■ Aim of the task
According to the passage on vericiguat, which three abnormalities in HFrEF cause a significant decrease in cGMP?

■ Exercise passage
Vericiguat, a Soluble Guanylate Cyclase Stimulator Approved for Heart Failure Treatment.

Heart failure (HF) is an emerging, global epidemic associated with substantial morbidity and mortality. In recent years, significant advancements have been made in the development of pharmacotherapies that provide mortality benefits in HF. Research into the pathophysiology of HF with reduced ejection fraction (HFrEF) has identified significant abnormalities in the critical nitric oxide (NO)-soluble guanylate cyclase (sGC)-cyclic guanosine monophosphate (cGMP) cascade. In HFrEF, there is reduced NO bioavailability, impaired sGC activity, and upregulation of phosphodiesterase activity, all causing a significant decrease in cGMP, impairing vasodilation and increasing cardiac fibrosis and hypertrophy. Vericiguat, an sGC stimulator, was developed to potentially harness the therapeutic efficacy of this pathway. In a major clinical trial, vericiguat use in patients with HFrEF on guideline-directed medical therapy and recent worsening of HF resulted in a significant decrease in the composite of death from cardiovascular causes or first hospitalization for HF compared with placebo. Current American Heart Association guidelines recommend that in selected high-risk patients with HFrEF and recent worsening of HF already on guideline-directed medical therapy, initiation of the oral sGC stimulator vericiguat may be considered to reduce HF hospitalization and cardiovascular death. However, while vericiguat represents a major accomplishment in capitalizing on the therapeutic potential of the NO-sGC-cGMP pathway, there remain significant challenges regarding the personalization of therapy and identification of the phenotype of the HFrEF population that most benefits from vericiguat therapy. Further research is currently underway to identify vericiguat's potential role in the treatment of chronic stable HFrEF without recent worsening of HF.

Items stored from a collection

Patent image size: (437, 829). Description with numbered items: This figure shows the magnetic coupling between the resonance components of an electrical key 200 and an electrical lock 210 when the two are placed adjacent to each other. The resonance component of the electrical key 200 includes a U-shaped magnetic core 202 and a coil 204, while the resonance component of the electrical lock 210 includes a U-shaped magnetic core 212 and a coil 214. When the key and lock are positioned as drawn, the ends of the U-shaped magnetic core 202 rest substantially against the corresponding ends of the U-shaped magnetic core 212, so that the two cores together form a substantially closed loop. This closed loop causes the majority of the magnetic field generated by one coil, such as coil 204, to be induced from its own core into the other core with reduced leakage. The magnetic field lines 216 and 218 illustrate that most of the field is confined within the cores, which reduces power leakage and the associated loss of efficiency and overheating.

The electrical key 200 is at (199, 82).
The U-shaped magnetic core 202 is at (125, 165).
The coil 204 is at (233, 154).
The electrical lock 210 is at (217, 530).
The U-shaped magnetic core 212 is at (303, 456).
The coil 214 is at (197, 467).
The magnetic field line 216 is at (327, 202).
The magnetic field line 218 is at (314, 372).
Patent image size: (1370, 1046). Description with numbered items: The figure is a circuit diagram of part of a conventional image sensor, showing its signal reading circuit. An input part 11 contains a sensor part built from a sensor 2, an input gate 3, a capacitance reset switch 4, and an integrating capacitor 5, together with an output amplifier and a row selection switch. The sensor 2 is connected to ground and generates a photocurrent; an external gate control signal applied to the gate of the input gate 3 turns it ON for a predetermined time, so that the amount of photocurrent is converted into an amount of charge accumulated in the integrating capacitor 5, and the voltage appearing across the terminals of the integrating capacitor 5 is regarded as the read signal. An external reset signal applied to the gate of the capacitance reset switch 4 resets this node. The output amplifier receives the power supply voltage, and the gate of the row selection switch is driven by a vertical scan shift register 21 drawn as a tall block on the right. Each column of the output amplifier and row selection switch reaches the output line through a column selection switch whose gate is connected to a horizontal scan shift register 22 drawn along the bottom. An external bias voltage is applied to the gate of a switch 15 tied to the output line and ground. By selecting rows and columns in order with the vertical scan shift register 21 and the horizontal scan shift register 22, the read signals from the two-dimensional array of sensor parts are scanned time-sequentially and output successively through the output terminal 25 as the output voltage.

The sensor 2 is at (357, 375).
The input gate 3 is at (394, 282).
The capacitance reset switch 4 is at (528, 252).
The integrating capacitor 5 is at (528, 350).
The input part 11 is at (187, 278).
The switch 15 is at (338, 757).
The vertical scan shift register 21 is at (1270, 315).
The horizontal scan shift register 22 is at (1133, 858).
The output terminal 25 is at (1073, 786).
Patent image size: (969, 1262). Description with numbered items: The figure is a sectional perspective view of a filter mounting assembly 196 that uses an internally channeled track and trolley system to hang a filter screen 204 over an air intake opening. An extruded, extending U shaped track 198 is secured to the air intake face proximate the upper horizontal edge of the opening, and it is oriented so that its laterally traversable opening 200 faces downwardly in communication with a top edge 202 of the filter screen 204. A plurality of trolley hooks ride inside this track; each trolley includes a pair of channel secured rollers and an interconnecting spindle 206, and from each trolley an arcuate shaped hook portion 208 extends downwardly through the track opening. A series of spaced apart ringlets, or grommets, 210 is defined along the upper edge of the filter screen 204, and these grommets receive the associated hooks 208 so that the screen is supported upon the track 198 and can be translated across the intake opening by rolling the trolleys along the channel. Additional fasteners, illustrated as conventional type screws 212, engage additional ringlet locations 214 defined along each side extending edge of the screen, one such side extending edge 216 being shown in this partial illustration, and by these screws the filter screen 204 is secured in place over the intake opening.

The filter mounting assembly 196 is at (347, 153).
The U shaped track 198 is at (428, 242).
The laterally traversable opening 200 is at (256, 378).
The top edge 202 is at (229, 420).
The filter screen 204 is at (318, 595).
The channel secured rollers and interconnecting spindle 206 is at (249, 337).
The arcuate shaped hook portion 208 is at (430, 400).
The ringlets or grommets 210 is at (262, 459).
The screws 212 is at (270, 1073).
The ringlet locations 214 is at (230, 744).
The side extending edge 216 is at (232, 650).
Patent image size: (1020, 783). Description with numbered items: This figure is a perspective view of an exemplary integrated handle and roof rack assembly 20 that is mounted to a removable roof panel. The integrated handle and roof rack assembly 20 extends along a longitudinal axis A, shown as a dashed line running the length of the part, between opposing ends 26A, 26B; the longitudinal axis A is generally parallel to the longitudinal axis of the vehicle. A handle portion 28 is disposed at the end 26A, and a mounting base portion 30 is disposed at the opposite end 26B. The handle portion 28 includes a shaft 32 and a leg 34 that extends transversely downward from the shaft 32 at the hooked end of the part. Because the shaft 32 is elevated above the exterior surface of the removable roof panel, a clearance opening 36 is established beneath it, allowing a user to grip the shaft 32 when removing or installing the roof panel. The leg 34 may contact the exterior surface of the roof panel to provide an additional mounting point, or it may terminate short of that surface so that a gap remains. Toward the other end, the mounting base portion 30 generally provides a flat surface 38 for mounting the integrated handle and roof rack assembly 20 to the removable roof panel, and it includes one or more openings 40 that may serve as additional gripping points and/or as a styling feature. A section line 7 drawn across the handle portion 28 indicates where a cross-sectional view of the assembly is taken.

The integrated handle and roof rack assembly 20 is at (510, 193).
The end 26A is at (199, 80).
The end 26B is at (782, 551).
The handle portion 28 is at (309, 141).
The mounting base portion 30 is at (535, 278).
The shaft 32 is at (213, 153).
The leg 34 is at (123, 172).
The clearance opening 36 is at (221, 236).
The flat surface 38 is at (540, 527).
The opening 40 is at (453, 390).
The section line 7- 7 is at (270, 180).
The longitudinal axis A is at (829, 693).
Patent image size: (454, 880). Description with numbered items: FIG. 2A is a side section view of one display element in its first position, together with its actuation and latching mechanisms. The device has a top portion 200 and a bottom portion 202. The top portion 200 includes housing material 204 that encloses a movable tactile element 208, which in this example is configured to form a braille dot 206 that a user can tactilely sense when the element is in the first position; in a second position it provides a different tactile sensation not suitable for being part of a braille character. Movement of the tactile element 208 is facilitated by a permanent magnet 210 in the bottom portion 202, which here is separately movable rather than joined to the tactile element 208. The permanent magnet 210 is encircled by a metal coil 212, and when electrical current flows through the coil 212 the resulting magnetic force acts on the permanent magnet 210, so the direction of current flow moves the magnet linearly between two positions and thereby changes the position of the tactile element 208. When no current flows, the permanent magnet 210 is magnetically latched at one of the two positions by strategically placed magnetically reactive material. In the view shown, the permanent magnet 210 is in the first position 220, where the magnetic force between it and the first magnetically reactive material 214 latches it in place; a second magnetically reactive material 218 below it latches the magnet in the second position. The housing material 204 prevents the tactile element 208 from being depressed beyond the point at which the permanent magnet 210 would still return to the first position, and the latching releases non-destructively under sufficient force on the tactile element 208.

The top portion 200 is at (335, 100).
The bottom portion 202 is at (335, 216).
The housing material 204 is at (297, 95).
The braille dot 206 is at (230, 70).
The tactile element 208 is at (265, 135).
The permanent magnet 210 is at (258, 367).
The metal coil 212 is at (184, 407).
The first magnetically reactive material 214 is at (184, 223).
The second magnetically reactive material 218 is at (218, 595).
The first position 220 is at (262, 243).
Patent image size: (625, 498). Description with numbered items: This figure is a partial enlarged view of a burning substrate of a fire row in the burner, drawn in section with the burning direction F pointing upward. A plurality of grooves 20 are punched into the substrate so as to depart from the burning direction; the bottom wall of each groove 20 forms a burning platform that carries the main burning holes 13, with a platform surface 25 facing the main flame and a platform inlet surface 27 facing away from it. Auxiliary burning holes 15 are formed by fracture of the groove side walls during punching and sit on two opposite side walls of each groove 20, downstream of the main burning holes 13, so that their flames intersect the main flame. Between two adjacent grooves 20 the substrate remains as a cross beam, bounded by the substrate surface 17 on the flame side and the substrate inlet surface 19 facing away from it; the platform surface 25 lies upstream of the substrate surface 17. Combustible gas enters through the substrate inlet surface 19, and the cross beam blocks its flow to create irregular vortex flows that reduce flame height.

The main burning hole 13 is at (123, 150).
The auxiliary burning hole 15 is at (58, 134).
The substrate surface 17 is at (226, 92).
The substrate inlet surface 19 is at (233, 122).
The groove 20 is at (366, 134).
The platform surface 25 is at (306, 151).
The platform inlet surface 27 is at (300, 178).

■ Output for this exercise
Reduced NO bioavailability, impaired sGC activity, and upregulation of phosphodiesterase activity.